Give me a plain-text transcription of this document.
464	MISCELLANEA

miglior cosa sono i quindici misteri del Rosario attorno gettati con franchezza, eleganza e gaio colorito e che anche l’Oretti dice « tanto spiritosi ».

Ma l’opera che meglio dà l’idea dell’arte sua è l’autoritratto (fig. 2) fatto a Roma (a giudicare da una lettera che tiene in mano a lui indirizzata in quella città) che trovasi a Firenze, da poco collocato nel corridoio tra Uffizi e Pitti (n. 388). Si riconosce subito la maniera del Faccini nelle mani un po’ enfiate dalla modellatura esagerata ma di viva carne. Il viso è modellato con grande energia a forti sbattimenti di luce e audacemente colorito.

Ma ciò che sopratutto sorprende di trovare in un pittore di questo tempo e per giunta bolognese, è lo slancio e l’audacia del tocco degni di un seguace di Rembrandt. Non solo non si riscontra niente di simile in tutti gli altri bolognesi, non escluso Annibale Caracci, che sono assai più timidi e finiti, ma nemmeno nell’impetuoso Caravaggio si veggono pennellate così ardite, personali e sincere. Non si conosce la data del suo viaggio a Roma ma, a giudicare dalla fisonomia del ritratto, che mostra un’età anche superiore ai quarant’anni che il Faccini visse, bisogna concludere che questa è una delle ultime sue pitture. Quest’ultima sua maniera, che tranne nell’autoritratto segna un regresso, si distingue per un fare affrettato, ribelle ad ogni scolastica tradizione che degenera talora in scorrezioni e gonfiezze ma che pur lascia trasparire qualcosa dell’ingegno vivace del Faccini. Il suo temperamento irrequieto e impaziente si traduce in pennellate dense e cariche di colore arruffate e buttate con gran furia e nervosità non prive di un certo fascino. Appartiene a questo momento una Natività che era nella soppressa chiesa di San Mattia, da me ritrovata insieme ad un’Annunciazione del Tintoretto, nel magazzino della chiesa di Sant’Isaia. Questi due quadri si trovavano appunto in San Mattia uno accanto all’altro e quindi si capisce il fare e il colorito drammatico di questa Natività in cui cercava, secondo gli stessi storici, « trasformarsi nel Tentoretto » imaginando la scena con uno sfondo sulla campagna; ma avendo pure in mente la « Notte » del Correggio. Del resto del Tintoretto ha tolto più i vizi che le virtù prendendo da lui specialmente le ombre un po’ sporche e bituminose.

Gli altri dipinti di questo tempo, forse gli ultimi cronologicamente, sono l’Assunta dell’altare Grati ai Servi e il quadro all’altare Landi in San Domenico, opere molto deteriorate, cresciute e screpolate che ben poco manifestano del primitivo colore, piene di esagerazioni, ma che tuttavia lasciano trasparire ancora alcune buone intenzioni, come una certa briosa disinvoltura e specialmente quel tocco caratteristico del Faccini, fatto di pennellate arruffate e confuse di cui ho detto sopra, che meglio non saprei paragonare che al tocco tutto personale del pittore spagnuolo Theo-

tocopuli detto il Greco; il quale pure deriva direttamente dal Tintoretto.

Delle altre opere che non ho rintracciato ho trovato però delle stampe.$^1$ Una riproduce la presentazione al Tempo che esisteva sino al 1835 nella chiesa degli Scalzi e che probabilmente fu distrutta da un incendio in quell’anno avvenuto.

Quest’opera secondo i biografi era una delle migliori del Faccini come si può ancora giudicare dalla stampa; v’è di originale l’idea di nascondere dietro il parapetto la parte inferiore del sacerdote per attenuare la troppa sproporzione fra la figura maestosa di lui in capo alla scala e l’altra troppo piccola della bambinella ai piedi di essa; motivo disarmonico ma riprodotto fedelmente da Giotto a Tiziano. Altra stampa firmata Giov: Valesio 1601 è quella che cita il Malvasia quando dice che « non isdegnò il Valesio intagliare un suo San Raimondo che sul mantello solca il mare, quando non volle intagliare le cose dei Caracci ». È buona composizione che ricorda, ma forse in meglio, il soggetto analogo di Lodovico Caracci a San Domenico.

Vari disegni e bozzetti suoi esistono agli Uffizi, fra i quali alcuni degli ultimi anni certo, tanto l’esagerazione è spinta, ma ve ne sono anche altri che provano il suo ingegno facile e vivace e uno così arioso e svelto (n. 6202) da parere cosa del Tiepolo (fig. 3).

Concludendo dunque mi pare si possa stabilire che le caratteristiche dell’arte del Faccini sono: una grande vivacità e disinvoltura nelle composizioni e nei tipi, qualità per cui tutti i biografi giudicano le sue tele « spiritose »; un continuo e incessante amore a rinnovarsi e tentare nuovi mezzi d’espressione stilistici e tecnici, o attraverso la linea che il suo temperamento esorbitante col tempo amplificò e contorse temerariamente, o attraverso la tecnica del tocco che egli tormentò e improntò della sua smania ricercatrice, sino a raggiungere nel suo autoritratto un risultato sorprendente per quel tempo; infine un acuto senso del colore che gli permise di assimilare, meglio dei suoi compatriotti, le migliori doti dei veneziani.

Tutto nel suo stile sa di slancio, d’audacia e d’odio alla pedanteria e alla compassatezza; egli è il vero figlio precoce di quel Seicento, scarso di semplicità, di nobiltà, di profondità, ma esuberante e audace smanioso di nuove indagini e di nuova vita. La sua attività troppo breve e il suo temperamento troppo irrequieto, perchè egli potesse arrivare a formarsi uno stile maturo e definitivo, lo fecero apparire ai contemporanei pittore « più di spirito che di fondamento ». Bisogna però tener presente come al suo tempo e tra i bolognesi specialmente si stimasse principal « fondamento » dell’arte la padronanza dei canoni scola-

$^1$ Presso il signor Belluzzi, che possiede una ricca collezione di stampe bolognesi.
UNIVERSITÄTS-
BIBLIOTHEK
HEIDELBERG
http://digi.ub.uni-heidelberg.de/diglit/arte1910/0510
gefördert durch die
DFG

◆ ◆ ◆ ◆

• THE REQUEST:
Extract the data in full. Keep it word for word.

• SOLUTION TO THIS PROBLEM:
Give me a plain-text transcription of this document.
464	MISCELLANEA

miglior cosa sono i quindici misteri del Rosario attorno gettati con franchezza, eleganza e gaio colorito e che anche l’Oretti dice « tanto spiritosi ».

Ma l’opera che meglio dà l’idea dell’arte sua è l’autoritratto (fig. 2) fatto a Roma (a giudicare da una lettera che tiene in mano a lui indirizzata in quella città) che trovasi a Firenze, da poco collocato nel corridoio tra Uffizi e Pitti (n. 388). Si riconosce subito la maniera del Faccini nelle mani un po’ enfiate dalla modellatura esagerata ma di viva carne. Il viso è modellato con grande energia a forti sbattimenti di luce e audacemente colorito.

Ma ciò che sopratutto sorprende di trovare in un pittore di questo tempo e per giunta bolognese, è lo slancio e l’audacia del tocco degni di un seguace di Rembrandt. Non solo non si riscontra niente di simile in tutti gli altri bolognesi, non escluso Annibale Caracci, che sono assai più timidi e finiti, ma nemmeno nell’impetuoso Caravaggio si veggono pennellate così ardite, personali e sincere. Non si conosce la data del suo viaggio a Roma ma, a giudicare dalla fisonomia del ritratto, che mostra un’età anche superiore ai quarant’anni che il Faccini visse, bisogna concludere che questa è una delle ultime sue pitture. Quest’ultima sua maniera, che tranne nell’autoritratto segna un regresso, si distingue per un fare affrettato, ribelle ad ogni scolastica tradizione che degenera talora in scorrezioni e gonfiezze ma che pur lascia trasparire qualcosa dell’ingegno vivace del Faccini. Il suo temperamento irrequieto e impaziente si traduce in pennellate dense e cariche di colore arruffate e buttate con gran furia e nervosità non prive di un certo fascino. Appartiene a questo momento una Natività che era nella soppressa chiesa di San Mattia, da me ritrovata insieme ad un’Annunciazione del Tintoretto, nel magazzino della chiesa di Sant’Isaia. Questi due quadri si trovavano appunto in San Mattia uno accanto all’altro e quindi si capisce il fare e il colorito drammatico di questa Natività in cui cercava, secondo gli stessi storici, « trasformarsi nel Tentoretto » imaginando la scena con uno sfondo sulla campagna; ma avendo pure in mente la « Notte » del Correggio. Del resto del Tintoretto ha tolto più i vizi che le virtù prendendo da lui specialmente le ombre un po’ sporche e bituminose.

Gli altri dipinti di questo tempo, forse gli ultimi cronologicamente, sono l’Assunta dell’altare Grati ai Servi e il quadro all’altare Landi in San Domenico, opere molto deteriorate, cresciute e screpolate che ben poco manifestano del primitivo colore, piene di esagerazioni, ma che tuttavia lasciano trasparire ancora alcune buone intenzioni, come una certa briosa disinvoltura e specialmente quel tocco caratteristico del Faccini, fatto di pennellate arruffate e confuse di cui ho detto sopra, che meglio non saprei paragonare che al tocco tutto personale del pittore spagnuolo Theo-

tocopuli detto il Greco; il quale pure deriva direttamente dal Tintoretto.

Delle altre opere che non ho rintracciato ho trovato però delle stampe.$^1$ Una riproduce la presentazione al Tempo che esisteva sino al 1835 nella chiesa degli Scalzi e che probabilmente fu distrutta da un incendio in quell’anno avvenuto.

Quest’opera secondo i biografi era una delle migliori del Faccini come si può ancora giudicare dalla stampa; v’è di originale l’idea di nascondere dietro il parapetto la parte inferiore del sacerdote per attenuare la troppa sproporzione fra la figura maestosa di lui in capo alla scala e l’altra troppo piccola della bambinella ai piedi di essa; motivo disarmonico ma riprodotto fedelmente da Giotto a Tiziano. Altra stampa firmata Giov: Valesio 1601 è quella che cita il Malvasia quando dice che « non isdegnò il Valesio intagliare un suo San Raimondo che sul mantello solca il mare, quando non volle intagliare le cose dei Caracci ». È buona composizione che ricorda, ma forse in meglio, il soggetto analogo di Lodovico Caracci a San Domenico.

Vari disegni e bozzetti suoi esistono agli Uffizi, fra i quali alcuni degli ultimi anni certo, tanto l’esagerazione è spinta, ma ve ne sono anche altri che provano il suo ingegno facile e vivace e uno così arioso e svelto (n. 6202) da parere cosa del Tiepolo (fig. 3).

Concludendo dunque mi pare si possa stabilire che le caratteristiche dell’arte del Faccini sono: una grande vivacità e disinvoltura nelle composizioni e nei tipi, qualità per cui tutti i biografi giudicano le sue tele « spiritose »; un continuo e incessante amore a rinnovarsi e tentare nuovi mezzi d’espressione stilistici e tecnici, o attraverso la linea che il suo temperamento esorbitante col tempo amplificò e contorse temerariamente, o attraverso la tecnica del tocco che egli tormentò e improntò della sua smania ricercatrice, sino a raggiungere nel suo autoritratto un risultato sorprendente per quel tempo; infine un acuto senso del colore che gli permise di assimilare, meglio dei suoi compatriotti, le migliori doti dei veneziani.

Tutto nel suo stile sa di slancio, d’audacia e d’odio alla pedanteria e alla compassatezza; egli è il vero figlio precoce di quel Seicento, scarso di semplicità, di nobiltà, di profondità, ma esuberante e audace smanioso di nuove indagini e di nuova vita. La sua attività troppo breve e il suo temperamento troppo irrequieto, perchè egli potesse arrivare a formarsi uno stile maturo e definitivo, lo fecero apparire ai contemporanei pittore « più di spirito che di fondamento ». Bisogna però tener presente come al suo tempo e tra i bolognesi specialmente si stimasse principal « fondamento » dell’arte la padronanza dei canoni scola-

$^1$ Presso il signor Belluzzi, che possiede una ricca collezione di stampe bolognesi.
UNIVERSITÄTS-
BIBLIOTHEK
HEIDELBERG
http://digi.ub.uni-heidelberg.de/diglit/arte1910/0510
gefördert durch die
DFG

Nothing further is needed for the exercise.